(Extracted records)
* begin *

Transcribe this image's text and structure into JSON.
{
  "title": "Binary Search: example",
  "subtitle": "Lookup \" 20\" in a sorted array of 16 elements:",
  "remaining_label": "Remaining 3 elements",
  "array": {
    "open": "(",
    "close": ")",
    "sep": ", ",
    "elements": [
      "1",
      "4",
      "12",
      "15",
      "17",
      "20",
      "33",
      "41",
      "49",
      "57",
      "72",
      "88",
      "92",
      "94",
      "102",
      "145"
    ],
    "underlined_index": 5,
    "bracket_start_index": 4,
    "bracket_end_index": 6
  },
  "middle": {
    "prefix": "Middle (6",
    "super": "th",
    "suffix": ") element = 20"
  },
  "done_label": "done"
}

* end *

▸ **WORK TO COMPLETE**
Repeat the records above exactly, leaving none out.

▸ **TASK OUTPUT**
Transcribe this image's text and structure into JSON.
{
  "title": "Binary Search: example",
  "subtitle": "Lookup \" 20\" in a sorted array of 16 elements:",
  "remaining_label": "Remaining 3 elements",
  "array": {
    "open": "(",
    "close": ")",
    "sep": ", ",
    "elements": [
      "1",
      "4",
      "12",
      "15",
      "17",
      "20",
      "33",
      "41",
      "49",
      "57",
      "72",
      "88",
      "92",
      "94",
      "102",
      "145"
    ],
    "underlined_index": 5,
    "bracket_start_index": 4,
    "bracket_end_index": 6
  },
  "middle": {
    "prefix": "Middle (6",
    "super": "th",
    "suffix": ") element = 20"
  },
  "done_label": "done"
}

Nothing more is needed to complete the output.